- **Saved entries**:
↓

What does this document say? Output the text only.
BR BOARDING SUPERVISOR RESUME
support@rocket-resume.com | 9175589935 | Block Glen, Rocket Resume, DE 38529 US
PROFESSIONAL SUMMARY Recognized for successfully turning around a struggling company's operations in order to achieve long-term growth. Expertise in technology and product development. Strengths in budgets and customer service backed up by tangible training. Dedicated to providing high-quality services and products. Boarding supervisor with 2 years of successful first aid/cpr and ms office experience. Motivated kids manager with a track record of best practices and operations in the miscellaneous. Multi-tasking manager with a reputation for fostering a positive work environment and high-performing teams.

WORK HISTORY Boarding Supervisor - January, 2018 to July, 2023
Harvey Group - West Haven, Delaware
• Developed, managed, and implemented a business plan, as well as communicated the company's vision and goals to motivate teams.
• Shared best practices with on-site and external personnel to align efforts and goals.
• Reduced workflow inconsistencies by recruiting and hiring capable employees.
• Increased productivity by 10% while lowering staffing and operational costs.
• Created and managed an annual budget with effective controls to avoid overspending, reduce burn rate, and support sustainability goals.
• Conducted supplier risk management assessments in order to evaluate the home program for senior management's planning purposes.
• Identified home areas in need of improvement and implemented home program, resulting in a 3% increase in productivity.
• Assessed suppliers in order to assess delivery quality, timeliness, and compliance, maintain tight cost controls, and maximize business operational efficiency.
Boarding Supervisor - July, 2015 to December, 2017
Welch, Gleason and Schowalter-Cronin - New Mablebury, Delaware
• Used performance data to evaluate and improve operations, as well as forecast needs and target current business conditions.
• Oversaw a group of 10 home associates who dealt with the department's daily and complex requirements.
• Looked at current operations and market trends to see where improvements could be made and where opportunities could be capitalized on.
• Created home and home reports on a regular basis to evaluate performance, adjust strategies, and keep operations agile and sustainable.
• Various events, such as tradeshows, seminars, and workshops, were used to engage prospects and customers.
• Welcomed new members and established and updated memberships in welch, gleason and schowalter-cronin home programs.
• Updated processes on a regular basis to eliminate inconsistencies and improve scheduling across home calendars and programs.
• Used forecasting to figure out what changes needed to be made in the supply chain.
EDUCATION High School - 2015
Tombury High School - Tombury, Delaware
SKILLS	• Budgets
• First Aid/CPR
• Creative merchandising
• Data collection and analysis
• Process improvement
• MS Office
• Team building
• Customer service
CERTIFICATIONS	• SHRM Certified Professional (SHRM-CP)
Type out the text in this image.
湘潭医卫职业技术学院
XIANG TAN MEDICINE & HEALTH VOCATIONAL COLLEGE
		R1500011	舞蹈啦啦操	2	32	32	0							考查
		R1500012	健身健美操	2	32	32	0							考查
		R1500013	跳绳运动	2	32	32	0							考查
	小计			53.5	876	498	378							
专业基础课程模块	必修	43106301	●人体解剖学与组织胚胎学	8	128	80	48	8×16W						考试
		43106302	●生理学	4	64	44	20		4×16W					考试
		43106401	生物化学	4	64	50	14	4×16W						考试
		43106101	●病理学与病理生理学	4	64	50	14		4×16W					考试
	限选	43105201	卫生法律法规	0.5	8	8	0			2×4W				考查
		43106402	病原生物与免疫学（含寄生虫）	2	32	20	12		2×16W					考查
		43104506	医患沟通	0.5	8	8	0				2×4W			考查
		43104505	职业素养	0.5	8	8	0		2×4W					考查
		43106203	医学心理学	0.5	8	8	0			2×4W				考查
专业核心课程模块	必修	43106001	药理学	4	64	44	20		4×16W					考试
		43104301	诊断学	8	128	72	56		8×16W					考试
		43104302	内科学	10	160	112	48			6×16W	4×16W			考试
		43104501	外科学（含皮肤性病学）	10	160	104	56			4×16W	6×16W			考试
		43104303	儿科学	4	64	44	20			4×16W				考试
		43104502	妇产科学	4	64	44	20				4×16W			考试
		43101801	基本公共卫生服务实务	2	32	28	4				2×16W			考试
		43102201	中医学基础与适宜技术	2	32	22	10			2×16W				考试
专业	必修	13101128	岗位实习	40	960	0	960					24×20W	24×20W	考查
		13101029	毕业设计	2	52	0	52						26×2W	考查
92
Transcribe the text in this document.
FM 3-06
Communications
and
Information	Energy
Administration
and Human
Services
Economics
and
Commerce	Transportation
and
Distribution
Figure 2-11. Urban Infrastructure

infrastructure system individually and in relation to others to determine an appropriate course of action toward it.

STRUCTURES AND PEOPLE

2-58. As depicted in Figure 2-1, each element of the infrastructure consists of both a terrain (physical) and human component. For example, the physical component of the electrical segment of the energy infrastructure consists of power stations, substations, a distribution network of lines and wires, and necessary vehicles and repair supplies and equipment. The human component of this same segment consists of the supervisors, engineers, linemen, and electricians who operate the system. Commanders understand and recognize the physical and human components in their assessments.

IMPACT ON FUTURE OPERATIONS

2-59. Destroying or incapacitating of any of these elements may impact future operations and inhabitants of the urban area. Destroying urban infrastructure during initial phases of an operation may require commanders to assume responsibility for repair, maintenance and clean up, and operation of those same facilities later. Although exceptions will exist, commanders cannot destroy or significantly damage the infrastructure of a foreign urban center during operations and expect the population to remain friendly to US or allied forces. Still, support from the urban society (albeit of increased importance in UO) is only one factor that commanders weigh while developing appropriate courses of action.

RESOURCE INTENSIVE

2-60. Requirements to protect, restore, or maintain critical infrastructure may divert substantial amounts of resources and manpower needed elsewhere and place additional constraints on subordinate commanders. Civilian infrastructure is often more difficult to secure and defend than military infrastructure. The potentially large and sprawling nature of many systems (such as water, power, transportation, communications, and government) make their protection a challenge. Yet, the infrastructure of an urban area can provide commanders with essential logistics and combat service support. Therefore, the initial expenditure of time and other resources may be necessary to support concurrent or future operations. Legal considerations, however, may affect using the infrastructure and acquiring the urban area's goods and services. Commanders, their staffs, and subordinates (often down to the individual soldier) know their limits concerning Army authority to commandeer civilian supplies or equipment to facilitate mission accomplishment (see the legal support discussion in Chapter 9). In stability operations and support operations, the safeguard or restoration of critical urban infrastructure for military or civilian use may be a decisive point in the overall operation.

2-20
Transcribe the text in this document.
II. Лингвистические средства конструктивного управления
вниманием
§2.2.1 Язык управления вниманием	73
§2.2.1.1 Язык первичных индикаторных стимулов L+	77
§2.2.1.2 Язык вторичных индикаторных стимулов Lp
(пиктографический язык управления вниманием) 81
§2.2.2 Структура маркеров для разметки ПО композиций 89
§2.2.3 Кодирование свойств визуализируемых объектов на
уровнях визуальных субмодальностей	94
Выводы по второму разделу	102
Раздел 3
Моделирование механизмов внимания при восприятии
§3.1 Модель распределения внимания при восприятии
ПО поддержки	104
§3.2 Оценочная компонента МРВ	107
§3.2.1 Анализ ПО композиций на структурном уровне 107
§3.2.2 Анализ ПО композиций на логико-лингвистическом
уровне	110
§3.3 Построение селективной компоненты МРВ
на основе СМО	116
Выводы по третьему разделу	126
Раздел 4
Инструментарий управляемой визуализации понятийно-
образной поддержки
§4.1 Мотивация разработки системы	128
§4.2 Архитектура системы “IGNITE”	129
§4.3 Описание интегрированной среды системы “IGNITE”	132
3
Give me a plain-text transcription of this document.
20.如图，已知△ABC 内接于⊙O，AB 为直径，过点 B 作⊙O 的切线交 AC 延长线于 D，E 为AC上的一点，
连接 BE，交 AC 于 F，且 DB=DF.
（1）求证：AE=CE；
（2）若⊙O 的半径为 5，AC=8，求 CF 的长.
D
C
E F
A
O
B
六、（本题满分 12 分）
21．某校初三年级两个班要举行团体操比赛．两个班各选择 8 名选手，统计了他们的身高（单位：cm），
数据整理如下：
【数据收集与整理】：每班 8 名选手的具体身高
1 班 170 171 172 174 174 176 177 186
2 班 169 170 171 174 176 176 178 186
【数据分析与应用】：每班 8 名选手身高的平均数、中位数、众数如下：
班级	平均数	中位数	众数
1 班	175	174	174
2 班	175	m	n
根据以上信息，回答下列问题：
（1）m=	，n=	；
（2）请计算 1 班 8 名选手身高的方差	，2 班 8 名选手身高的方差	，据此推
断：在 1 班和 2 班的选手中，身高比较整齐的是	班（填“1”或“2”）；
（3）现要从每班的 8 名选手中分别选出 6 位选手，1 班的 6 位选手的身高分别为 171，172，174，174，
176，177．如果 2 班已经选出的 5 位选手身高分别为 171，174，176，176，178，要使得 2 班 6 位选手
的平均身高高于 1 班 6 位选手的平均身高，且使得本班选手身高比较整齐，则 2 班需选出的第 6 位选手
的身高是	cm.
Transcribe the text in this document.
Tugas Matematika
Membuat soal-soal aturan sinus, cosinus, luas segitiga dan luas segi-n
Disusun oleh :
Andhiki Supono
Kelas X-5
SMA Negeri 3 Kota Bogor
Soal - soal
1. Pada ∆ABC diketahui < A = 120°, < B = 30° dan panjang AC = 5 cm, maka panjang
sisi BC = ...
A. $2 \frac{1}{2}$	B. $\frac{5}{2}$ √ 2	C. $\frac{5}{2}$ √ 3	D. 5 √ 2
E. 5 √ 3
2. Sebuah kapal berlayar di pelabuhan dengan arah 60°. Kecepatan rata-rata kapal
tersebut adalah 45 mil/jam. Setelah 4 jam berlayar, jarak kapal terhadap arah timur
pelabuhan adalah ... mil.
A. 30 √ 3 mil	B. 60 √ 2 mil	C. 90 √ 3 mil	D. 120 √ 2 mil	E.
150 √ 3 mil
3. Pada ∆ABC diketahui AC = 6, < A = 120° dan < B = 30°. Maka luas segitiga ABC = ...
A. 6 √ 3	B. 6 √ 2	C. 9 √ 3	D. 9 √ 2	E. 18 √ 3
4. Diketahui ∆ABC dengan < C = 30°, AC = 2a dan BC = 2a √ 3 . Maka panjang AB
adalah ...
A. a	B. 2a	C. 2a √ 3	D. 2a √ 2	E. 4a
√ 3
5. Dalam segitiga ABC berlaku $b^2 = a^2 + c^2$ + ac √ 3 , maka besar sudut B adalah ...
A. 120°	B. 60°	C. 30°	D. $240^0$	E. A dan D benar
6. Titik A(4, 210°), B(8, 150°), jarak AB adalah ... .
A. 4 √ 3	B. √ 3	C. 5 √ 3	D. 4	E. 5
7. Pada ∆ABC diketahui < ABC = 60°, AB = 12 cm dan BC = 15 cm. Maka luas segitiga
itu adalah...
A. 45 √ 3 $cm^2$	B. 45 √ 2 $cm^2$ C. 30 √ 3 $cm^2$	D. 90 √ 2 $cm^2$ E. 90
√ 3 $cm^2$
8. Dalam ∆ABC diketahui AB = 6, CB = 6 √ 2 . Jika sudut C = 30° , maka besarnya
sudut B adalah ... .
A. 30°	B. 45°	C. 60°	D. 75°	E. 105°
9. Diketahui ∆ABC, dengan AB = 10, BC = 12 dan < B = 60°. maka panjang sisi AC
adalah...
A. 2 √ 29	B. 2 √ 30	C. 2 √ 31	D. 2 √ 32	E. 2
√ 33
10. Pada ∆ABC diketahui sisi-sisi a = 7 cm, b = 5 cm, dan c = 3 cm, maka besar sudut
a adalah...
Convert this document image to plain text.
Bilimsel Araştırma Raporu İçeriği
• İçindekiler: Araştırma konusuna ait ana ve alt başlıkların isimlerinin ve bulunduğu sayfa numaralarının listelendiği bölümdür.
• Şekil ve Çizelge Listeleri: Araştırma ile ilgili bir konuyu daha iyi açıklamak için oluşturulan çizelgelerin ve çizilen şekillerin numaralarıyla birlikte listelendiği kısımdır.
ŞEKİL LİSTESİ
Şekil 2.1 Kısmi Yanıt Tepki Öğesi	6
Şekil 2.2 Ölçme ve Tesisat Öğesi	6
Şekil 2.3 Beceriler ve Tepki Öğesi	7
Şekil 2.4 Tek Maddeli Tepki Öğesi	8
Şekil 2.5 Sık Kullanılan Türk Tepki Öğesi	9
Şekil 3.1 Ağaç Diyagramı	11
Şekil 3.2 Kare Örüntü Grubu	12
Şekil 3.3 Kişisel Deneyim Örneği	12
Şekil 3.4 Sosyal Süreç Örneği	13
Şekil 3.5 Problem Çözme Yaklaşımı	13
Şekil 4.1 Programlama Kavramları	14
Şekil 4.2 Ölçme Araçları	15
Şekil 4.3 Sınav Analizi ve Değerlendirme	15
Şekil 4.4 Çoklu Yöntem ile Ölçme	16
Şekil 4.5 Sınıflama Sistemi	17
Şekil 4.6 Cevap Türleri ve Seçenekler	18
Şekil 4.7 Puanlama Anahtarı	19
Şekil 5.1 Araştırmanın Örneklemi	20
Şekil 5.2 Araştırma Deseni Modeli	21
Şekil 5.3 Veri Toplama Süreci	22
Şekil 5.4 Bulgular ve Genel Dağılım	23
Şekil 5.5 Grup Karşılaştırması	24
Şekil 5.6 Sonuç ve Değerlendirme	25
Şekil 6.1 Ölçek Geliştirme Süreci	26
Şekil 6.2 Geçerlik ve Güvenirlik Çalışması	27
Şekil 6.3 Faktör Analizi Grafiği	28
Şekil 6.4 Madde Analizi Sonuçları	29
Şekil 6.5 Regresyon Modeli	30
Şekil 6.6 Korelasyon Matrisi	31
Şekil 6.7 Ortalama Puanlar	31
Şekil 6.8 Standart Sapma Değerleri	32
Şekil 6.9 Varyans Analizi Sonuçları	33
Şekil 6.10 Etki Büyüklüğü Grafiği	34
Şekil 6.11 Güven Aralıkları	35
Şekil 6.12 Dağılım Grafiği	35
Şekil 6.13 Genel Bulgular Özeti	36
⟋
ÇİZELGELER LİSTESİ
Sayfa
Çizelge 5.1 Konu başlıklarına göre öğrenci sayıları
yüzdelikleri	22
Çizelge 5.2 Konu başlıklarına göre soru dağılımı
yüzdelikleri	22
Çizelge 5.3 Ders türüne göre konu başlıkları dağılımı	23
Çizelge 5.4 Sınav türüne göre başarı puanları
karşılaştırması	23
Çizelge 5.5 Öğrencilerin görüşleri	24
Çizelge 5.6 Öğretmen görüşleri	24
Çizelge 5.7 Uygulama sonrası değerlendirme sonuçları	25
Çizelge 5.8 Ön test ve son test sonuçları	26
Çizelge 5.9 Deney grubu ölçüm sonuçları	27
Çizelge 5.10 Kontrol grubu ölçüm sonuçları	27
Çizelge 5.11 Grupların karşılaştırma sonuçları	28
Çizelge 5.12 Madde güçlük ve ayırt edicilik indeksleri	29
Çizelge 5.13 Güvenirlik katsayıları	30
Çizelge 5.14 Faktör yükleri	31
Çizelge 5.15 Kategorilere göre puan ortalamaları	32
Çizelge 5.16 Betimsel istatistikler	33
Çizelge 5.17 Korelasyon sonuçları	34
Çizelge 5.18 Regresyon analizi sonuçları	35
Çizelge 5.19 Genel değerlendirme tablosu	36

↑

- **REQUIRED WORK**:
Scan the records above for the string "July", then select every line that holds it.

- **CORRECT RESULT**:
WORK HISTORY Boarding Supervisor - January, 2018 to July, 2023
Boarding Supervisor - July, 2015 to December, 2017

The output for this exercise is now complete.